━━ Record excerpts

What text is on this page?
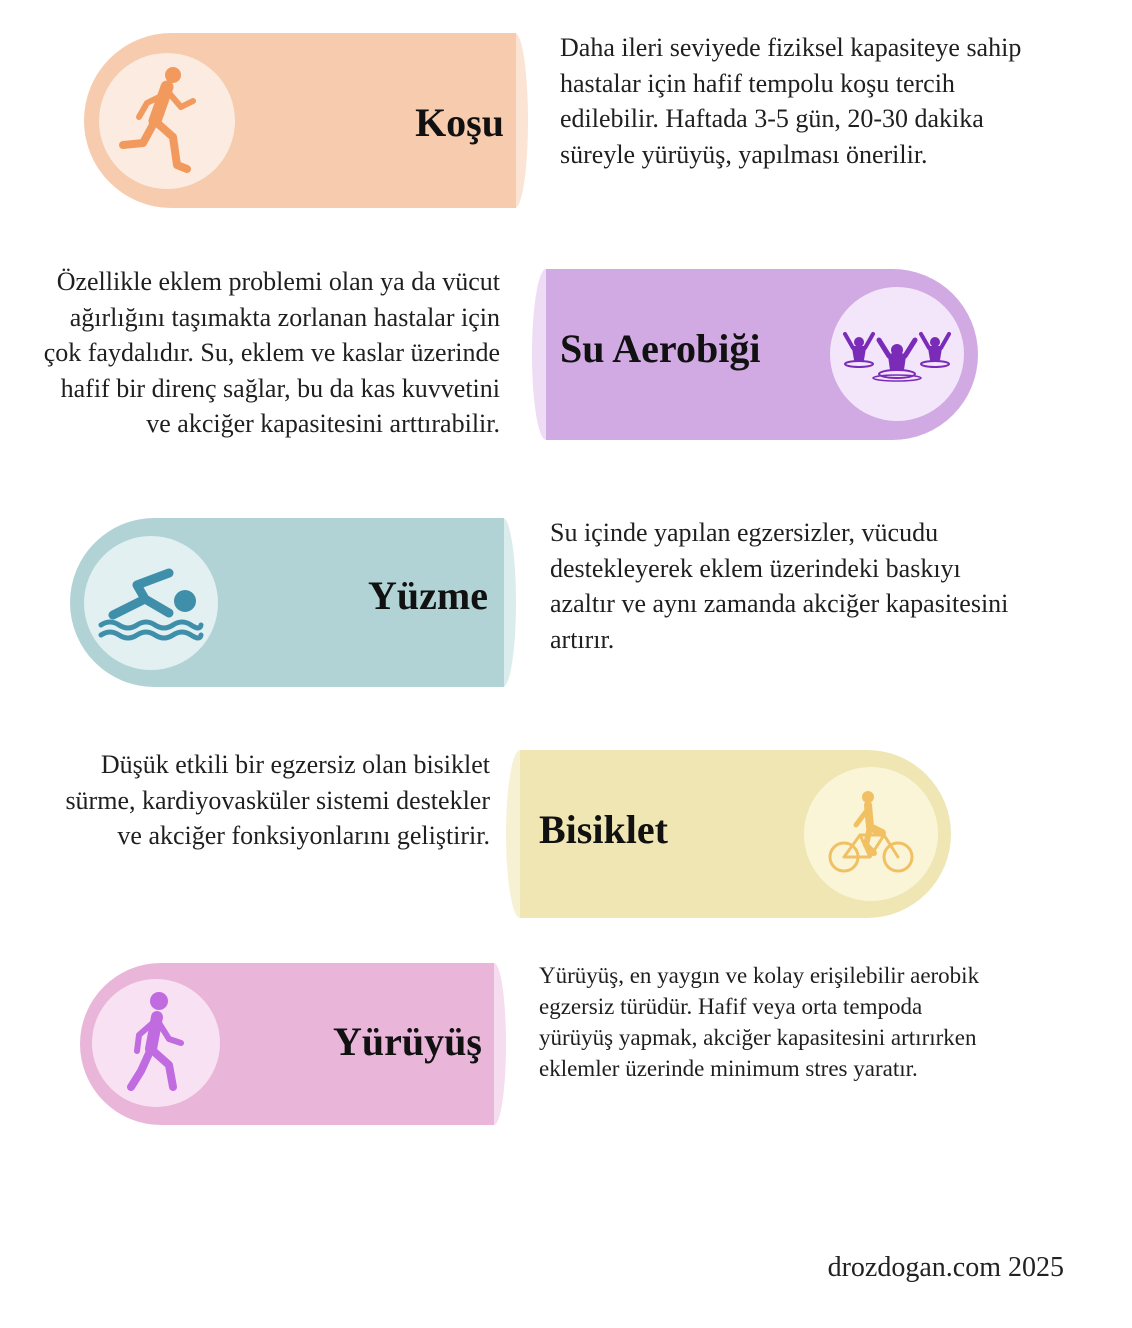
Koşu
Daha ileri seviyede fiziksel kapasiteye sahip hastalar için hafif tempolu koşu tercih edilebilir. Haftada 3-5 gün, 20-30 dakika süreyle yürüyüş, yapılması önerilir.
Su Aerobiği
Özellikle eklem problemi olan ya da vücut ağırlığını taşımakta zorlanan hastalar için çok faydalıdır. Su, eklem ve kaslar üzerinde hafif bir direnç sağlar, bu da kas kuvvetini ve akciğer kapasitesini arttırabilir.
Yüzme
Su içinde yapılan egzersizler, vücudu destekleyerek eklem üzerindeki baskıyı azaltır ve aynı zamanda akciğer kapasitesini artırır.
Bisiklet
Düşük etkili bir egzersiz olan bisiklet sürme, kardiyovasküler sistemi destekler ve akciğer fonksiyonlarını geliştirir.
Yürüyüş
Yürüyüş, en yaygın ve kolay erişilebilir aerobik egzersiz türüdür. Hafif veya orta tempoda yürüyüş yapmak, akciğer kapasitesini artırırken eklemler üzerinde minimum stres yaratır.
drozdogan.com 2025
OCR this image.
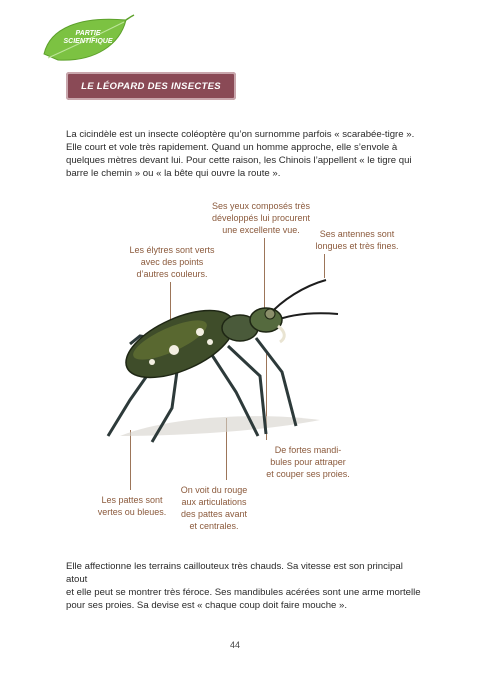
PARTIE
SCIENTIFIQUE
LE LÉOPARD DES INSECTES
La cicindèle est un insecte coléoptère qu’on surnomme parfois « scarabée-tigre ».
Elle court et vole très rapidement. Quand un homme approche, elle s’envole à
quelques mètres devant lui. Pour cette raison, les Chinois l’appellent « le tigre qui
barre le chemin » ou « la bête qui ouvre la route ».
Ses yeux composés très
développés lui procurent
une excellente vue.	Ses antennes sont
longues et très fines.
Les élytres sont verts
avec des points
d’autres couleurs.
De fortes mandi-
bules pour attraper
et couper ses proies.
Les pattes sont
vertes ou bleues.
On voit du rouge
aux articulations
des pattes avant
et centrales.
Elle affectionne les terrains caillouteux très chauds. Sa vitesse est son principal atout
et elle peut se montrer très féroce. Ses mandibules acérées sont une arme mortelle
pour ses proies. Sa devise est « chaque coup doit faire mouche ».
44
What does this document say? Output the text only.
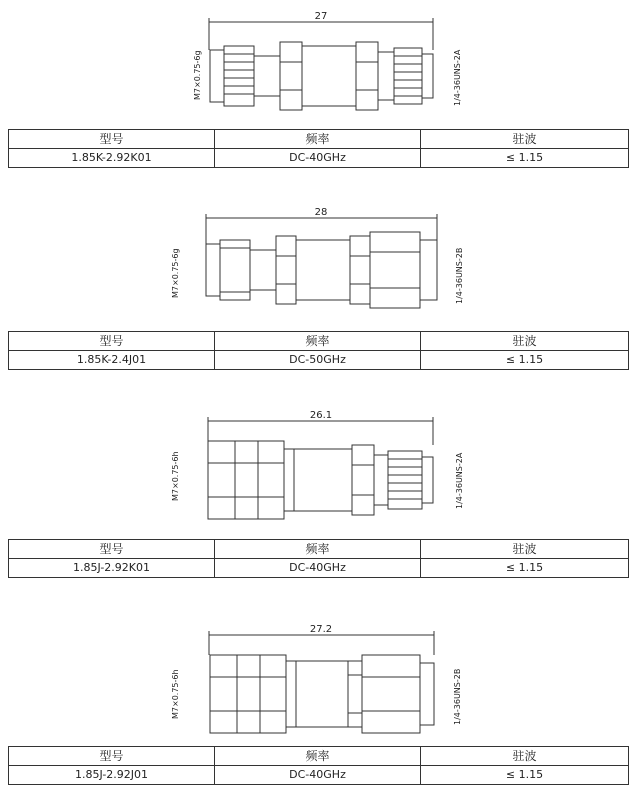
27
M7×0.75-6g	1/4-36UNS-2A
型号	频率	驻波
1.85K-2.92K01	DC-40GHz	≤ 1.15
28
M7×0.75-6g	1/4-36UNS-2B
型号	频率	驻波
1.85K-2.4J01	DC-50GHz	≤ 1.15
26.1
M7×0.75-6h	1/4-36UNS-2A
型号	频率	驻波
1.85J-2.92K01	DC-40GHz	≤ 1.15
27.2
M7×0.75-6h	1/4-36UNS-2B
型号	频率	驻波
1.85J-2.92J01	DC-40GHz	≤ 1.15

━━━━

• _Goal of the exercise_: Find the lines containing "tigre" and pull them out.

• _Problem solution_:
La cicindèle est un insecte coléoptère qu’on surnomme parfois « scarabée-tigre ».
quelques mètres devant lui. Pour cette raison, les Chinois l’appellent « le tigre qui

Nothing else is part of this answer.